*To do*:
Write every entry out again exactly, please, and skip the pictures.
═════ Data excerpts ═════
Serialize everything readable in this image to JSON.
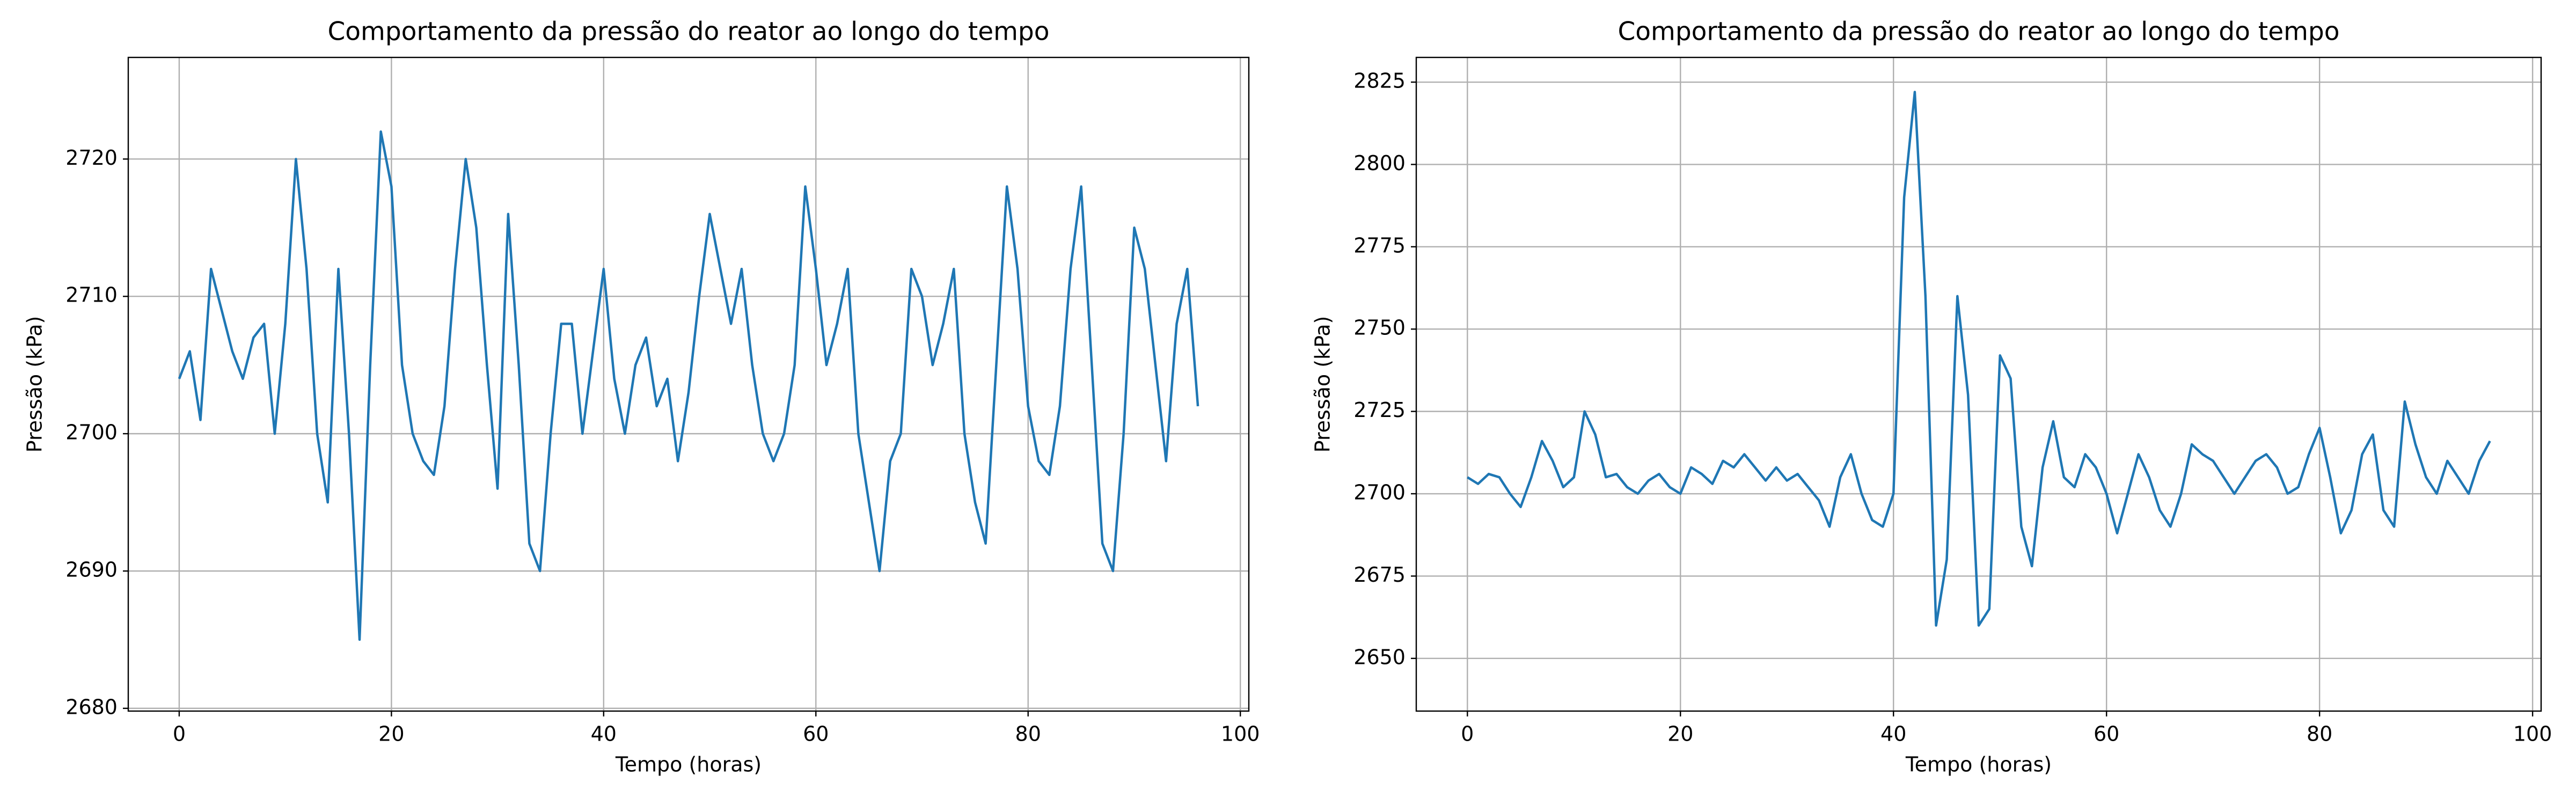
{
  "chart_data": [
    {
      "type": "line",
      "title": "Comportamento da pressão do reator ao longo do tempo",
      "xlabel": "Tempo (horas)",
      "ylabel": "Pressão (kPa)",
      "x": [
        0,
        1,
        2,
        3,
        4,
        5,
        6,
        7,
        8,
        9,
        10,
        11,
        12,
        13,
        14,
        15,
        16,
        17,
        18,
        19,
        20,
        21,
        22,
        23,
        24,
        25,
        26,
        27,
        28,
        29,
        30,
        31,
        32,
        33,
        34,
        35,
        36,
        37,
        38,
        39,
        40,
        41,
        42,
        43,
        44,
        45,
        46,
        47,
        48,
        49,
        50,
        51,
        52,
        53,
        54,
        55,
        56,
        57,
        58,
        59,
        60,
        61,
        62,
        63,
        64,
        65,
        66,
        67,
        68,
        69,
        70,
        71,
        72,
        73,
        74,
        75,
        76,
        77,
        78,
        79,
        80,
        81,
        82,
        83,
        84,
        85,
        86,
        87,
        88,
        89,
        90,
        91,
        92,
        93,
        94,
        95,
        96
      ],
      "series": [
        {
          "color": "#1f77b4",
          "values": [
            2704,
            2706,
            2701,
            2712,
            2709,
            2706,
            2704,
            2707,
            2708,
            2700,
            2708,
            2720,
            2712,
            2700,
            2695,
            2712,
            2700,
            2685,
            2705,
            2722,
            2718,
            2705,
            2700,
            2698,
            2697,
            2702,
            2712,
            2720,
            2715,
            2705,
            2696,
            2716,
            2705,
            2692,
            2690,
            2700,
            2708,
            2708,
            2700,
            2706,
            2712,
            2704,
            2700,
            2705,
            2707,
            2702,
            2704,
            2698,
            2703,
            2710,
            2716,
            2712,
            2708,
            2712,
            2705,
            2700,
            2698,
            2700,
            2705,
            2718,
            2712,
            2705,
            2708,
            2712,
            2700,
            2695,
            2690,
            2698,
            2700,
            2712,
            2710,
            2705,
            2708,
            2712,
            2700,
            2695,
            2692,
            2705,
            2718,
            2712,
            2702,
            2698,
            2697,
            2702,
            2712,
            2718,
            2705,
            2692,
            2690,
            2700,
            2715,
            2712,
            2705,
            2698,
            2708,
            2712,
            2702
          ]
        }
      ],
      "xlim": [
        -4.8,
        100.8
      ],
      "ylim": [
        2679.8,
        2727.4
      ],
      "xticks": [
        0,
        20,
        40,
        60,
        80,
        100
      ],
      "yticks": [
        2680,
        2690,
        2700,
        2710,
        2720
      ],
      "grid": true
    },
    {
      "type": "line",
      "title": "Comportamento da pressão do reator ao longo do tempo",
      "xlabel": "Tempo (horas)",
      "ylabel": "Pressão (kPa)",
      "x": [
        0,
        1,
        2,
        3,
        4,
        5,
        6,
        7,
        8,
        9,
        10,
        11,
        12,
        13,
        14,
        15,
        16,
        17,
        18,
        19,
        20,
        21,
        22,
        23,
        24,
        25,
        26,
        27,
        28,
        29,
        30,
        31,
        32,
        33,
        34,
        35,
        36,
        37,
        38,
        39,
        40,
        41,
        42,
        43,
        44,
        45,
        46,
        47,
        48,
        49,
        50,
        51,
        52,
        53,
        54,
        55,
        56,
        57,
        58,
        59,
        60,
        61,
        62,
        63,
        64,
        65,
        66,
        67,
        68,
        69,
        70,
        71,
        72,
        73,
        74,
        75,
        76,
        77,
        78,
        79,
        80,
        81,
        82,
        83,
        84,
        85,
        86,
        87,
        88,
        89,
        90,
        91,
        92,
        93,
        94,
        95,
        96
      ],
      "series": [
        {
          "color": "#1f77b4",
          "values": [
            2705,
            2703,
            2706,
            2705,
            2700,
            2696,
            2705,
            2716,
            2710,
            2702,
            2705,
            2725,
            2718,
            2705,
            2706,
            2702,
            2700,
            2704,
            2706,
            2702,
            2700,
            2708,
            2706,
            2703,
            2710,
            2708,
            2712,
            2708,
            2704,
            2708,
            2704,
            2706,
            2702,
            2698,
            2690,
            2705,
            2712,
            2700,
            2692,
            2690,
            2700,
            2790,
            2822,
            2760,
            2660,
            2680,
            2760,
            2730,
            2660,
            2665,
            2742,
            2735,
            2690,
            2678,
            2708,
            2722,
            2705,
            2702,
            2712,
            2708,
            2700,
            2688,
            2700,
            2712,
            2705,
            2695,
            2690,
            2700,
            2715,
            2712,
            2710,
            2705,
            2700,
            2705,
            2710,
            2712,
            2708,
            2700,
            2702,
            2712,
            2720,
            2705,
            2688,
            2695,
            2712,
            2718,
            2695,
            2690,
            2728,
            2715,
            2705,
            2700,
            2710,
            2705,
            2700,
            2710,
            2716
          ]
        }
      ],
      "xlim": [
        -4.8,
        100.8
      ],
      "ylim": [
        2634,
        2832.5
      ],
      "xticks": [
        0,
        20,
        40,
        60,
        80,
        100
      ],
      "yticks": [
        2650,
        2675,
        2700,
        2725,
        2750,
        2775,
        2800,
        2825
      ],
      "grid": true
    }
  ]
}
═════
*Result*:
Serialize everything readable in this image to JSON.
{
  "chart_data": [
    {
      "type": "line",
      "title": "Comportamento da pressão do reator ao longo do tempo",
      "xlabel": "Tempo (horas)",
      "ylabel": "Pressão (kPa)",
      "x": [
        0,
        1,
        2,
        3,
        4,
        5,
        6,
        7,
        8,
        9,
        10,
        11,
        12,
        13,
        14,
        15,
        16,
        17,
        18,
        19,
        20,
        21,
        22,
        23,
        24,
        25,
        26,
        27,
        28,
        29,
        30,
        31,
        32,
        33,
        34,
        35,
        36,
        37,
        38,
        39,
        40,
        41,
        42,
        43,
        44,
        45,
        46,
        47,
        48,
        49,
        50,
        51,
        52,
        53,
        54,
        55,
        56,
        57,
        58,
        59,
        60,
        61,
        62,
        63,
        64,
        65,
        66,
        67,
        68,
        69,
        70,
        71,
        72,
        73,
        74,
        75,
        76,
        77,
        78,
        79,
        80,
        81,
        82,
        83,
        84,
        85,
        86,
        87,
        88,
        89,
        90,
        91,
        92,
        93,
        94,
        95,
        96
      ],
      "series": [
        {
          "color": "#1f77b4",
          "values": [
            2704,
            2706,
            2701,
            2712,
            2709,
            2706,
            2704,
            2707,
            2708,
            2700,
            2708,
            2720,
            2712,
            2700,
            2695,
            2712,
            2700,
            2685,
            2705,
            2722,
            2718,
            2705,
            2700,
            2698,
            2697,
            2702,
            2712,
            2720,
            2715,
            2705,
            2696,
            2716,
            2705,
            2692,
            2690,
            2700,
            2708,
            2708,
            2700,
            2706,
            2712,
            2704,
            2700,
            2705,
            2707,
            2702,
            2704,
            2698,
            2703,
            2710,
            2716,
            2712,
            2708,
            2712,
            2705,
            2700,
            2698,
            2700,
            2705,
            2718,
            2712,
            2705,
            2708,
            2712,
            2700,
            2695,
            2690,
            2698,
            2700,
            2712,
            2710,
            2705,
            2708,
            2712,
            2700,
            2695,
            2692,
            2705,
            2718,
            2712,
            2702,
            2698,
            2697,
            2702,
            2712,
            2718,
            2705,
            2692,
            2690,
            2700,
            2715,
            2712,
            2705,
            2698,
            2708,
            2712,
            2702
          ]
        }
      ],
      "xlim": [
        -4.8,
        100.8
      ],
      "ylim": [
        2679.8,
        2727.4
      ],
      "xticks": [
        0,
        20,
        40,
        60,
        80,
        100
      ],
      "yticks": [
        2680,
        2690,
        2700,
        2710,
        2720
      ],
      "grid": true
    },
    {
      "type": "line",
      "title": "Comportamento da pressão do reator ao longo do tempo",
      "xlabel": "Tempo (horas)",
      "ylabel": "Pressão (kPa)",
      "x": [
        0,
        1,
        2,
        3,
        4,
        5,
        6,
        7,
        8,
        9,
        10,
        11,
        12,
        13,
        14,
        15,
        16,
        17,
        18,
        19,
        20,
        21,
        22,
        23,
        24,
        25,
        26,
        27,
        28,
        29,
        30,
        31,
        32,
        33,
        34,
        35,
        36,
        37,
        38,
        39,
        40,
        41,
        42,
        43,
        44,
        45,
        46,
        47,
        48,
        49,
        50,
        51,
        52,
        53,
        54,
        55,
        56,
        57,
        58,
        59,
        60,
        61,
        62,
        63,
        64,
        65,
        66,
        67,
        68,
        69,
        70,
        71,
        72,
        73,
        74,
        75,
        76,
        77,
        78,
        79,
        80,
        81,
        82,
        83,
        84,
        85,
        86,
        87,
        88,
        89,
        90,
        91,
        92,
        93,
        94,
        95,
        96
      ],
      "series": [
        {
          "color": "#1f77b4",
          "values": [
            2705,
            2703,
            2706,
            2705,
            2700,
            2696,
            2705,
            2716,
            2710,
            2702,
            2705,
            2725,
            2718,
            2705,
            2706,
            2702,
            2700,
            2704,
            2706,
            2702,
            2700,
            2708,
            2706,
            2703,
            2710,
            2708,
            2712,
            2708,
            2704,
            2708,
            2704,
            2706,
            2702,
            2698,
            2690,
            2705,
            2712,
            2700,
            2692,
            2690,
            2700,
            2790,
            2822,
            2760,
            2660,
            2680,
            2760,
            2730,
            2660,
            2665,
            2742,
            2735,
            2690,
            2678,
            2708,
            2722,
            2705,
            2702,
            2712,
            2708,
            2700,
            2688,
            2700,
            2712,
            2705,
            2695,
            2690,
            2700,
            2715,
            2712,
            2710,
            2705,
            2700,
            2705,
            2710,
            2712,
            2708,
            2700,
            2702,
            2712,
            2720,
            2705,
            2688,
            2695,
            2712,
            2718,
            2695,
            2690,
            2728,
            2715,
            2705,
            2700,
            2710,
            2705,
            2700,
            2710,
            2716
          ]
        }
      ],
      "xlim": [
        -4.8,
        100.8
      ],
      "ylim": [
        2634,
        2832.5
      ],
      "xticks": [
        0,
        20,
        40,
        60,
        80,
        100
      ],
      "yticks": [
        2650,
        2675,
        2700,
        2725,
        2750,
        2775,
        2800,
        2825
      ],
      "grid": true
    }
  ]
}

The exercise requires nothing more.